• **Work instructions**
Show all lines from the data that include the word "PAUSE".

Extracted data entries:
....................

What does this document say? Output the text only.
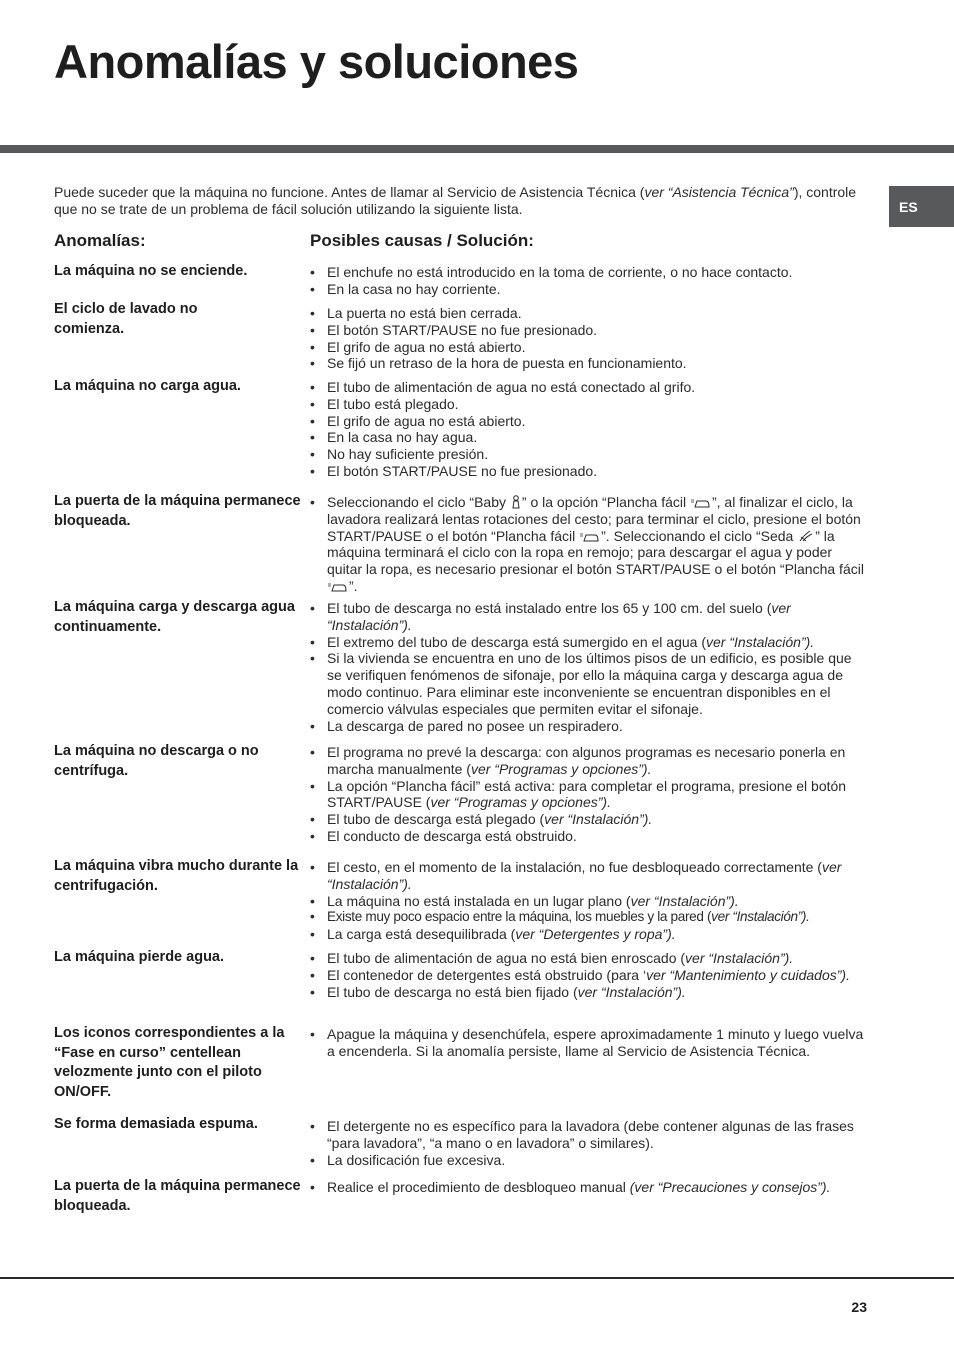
Anomalías y soluciones
ES

Puede suceder que la máquina no funcione. Antes de llamar al Servicio de Asistencia Técnica (ver “Asistencia Técnica”), controle que no se trate de un problema de fácil solución utilizando la siguiente lista.

Anomalías:	Posibles causas / Solución:
La máquina no se enciende.	• El enchufe no está introducido en la toma de corriente, o no hace contacto.
• En la casa no hay corriente.
El ciclo de lavado no comienza.
• La puerta no está bien cerrada.
• El botón START/PAUSE no fue presionado.
• El grifo de agua no está abierto.
• Se fijó un retraso de la hora de puesta en funcionamiento.
La máquina no carga agua.	• El tubo de alimentación de agua no está conectado al grifo.
• El tubo está plegado.
• El grifo de agua no está abierto.
• En la casa no hay agua.
• No hay suficiente presión.
• El botón START/PAUSE no fue presionado.
La puerta de la máquina permanece bloqueada.
• Seleccionando el ciclo “Baby ” o la opción “Plancha fácil ”, al finalizar el ciclo, la lavadora realizará lentas rotaciones del cesto; para terminar el ciclo, presione el botón START/PAUSE o el botón “Plancha fácil ”. Seleccionando el ciclo “Seda ” la máquina terminará el ciclo con la ropa en remojo; para descargar el agua y poder quitar la ropa, es necesario presionar el botón START/PAUSE o el botón “Plancha fácil ”.
La máquina carga y descarga agua continuamente.
• El tubo de descarga no está instalado entre los 65 y 100 cm. del suelo (ver “Instalación”).
• El extremo del tubo de descarga está sumergido en el agua (ver “Instalación”).
• Si la vivienda se encuentra en uno de los últimos pisos de un edificio, es posible que se verifiquen fenómenos de sifonaje, por ello la máquina carga y descarga agua de modo continuo. Para eliminar este inconveniente se encuentran disponibles en el comercio válvulas especiales que permiten evitar el sifonaje.
• La descarga de pared no posee un respiradero.
La máquina no descarga o no centrífuga.
• El programa no prevé la descarga: con algunos programas es necesario ponerla en marcha manualmente (ver “Programas y opciones”).
• La opción “Plancha fácil” está activa: para completar el programa, presione el botón START/PAUSE (ver “Programas y opciones”).
• El tubo de descarga está plegado (ver “Instalación”).
• El conducto de descarga está obstruido.
La máquina vibra mucho durante la centrifugación.
• El cesto, en el momento de la instalación, no fue desbloqueado correctamente (ver “Instalación”).
• La máquina no está instalada en un lugar plano (ver “Instalación”).
• Existe muy poco espacio entre la máquina, los muebles y la pared (ver “Instalación”).
• La carga está desequilibrada (ver “Detergentes y ropa”).
La máquina pierde agua.	• El tubo de alimentación de agua no está bien enroscado (ver “Instalación”).
• El contenedor de detergentes está obstruido (para ‘ver “Mantenimiento y cuidados”).
• El tubo de descarga no está bien fijado (ver “Instalación”).
Los iconos correspondientes a la “Fase en curso” centellean velozmente junto con el piloto ON/OFF.
• Apague la máquina y desenchúfela, espere aproximadamente 1 minuto y luego vuelva a encenderla. Si la anomalía persiste, llame al Servicio de Asistencia Técnica.
Se forma demasiada espuma.	• El detergente no es específico para la lavadora (debe contener algunas de las frases “para lavadora”, “a mano o en lavadora” o similares).
• La dosificación fue excesiva.
La puerta de la máquina permanece bloqueada.
• Realice el procedimiento de desbloqueo manual (ver “Precauciones y consejos”).
23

....................

• **Response to the exercise**
• El botón START/PAUSE no fue presionado.
• El botón START/PAUSE no fue presionado.
• Seleccionando el ciclo “Baby ” o la opción “Plancha fácil ”, al finalizar el ciclo, la lavadora realizará lentas rotaciones del cesto; para terminar el ciclo, presione el botón START/PAUSE o el botón “Plancha fácil ”. Seleccionando el ciclo “Seda ” la máquina terminará el ciclo con la ropa en remojo; para descargar el agua y poder quitar la ropa, es necesario presionar el botón START/PAUSE o el botón “Plancha fácil ”.
• La opción “Plancha fácil” está activa: para completar el programa, presione el botón START/PAUSE (ver “Programas y opciones”).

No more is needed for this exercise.